# To be done
Copy every line of the listing exactly.

# Data for this exercise
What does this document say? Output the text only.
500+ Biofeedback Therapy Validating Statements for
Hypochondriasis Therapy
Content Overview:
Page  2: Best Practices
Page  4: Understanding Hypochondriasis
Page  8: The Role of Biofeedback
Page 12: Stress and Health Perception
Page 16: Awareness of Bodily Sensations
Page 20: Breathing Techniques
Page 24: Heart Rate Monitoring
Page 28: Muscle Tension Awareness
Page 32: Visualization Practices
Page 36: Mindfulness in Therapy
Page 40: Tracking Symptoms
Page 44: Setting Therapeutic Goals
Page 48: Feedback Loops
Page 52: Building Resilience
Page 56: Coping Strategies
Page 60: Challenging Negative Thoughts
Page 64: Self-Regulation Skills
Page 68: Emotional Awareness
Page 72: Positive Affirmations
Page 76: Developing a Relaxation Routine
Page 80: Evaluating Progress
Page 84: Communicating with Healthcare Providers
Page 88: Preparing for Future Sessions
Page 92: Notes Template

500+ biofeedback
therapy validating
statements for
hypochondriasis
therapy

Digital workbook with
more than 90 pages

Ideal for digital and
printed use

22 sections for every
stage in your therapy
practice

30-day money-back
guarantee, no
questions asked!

# Worked solution
What does this document say? Output the text only.
500+ Biofeedback Therapy Validating Statements for
Hypochondriasis Therapy
Content Overview:
Page  2: Best Practices
Page  4: Understanding Hypochondriasis
Page  8: The Role of Biofeedback
Page 12: Stress and Health Perception
Page 16: Awareness of Bodily Sensations
Page 20: Breathing Techniques
Page 24: Heart Rate Monitoring
Page 28: Muscle Tension Awareness
Page 32: Visualization Practices
Page 36: Mindfulness in Therapy
Page 40: Tracking Symptoms
Page 44: Setting Therapeutic Goals
Page 48: Feedback Loops
Page 52: Building Resilience
Page 56: Coping Strategies
Page 60: Challenging Negative Thoughts
Page 64: Self-Regulation Skills
Page 68: Emotional Awareness
Page 72: Positive Affirmations
Page 76: Developing a Relaxation Routine
Page 80: Evaluating Progress
Page 84: Communicating with Healthcare Providers
Page 88: Preparing for Future Sessions
Page 92: Notes Template

500+ biofeedback
therapy validating
statements for
hypochondriasis
therapy

Digital workbook with
more than 90 pages

Ideal for digital and
printed use

22 sections for every
stage in your therapy
practice

30-day money-back
guarantee, no
questions asked!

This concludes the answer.